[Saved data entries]

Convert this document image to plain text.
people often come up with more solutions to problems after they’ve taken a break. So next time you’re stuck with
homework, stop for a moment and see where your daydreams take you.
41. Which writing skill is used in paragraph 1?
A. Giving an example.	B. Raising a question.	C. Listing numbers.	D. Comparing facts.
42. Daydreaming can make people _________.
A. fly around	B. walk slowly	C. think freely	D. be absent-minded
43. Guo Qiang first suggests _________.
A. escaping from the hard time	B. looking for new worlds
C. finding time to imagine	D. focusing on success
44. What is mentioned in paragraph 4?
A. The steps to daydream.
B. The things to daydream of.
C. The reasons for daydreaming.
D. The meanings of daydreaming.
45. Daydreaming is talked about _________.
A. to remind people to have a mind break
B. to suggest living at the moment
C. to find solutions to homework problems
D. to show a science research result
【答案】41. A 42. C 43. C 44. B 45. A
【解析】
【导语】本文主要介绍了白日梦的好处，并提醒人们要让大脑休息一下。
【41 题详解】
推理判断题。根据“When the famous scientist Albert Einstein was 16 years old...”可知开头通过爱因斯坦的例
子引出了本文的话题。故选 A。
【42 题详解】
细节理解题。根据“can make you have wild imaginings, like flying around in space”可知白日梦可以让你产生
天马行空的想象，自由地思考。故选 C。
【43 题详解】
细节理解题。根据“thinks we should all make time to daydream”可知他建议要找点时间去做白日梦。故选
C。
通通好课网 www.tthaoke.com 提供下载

■ Exercise requirements: Identify the lines that contain the string "make", and copy every one of them.

■ Problem solution:
42. Daydreaming can make people _________.
细节理解题。根据“can make you have wild imaginings, like flying around in space”可知白日梦可以让你产生
细节理解题。根据“thinks we should all make time to daydream”可知他建议要找点时间去做白日梦。故选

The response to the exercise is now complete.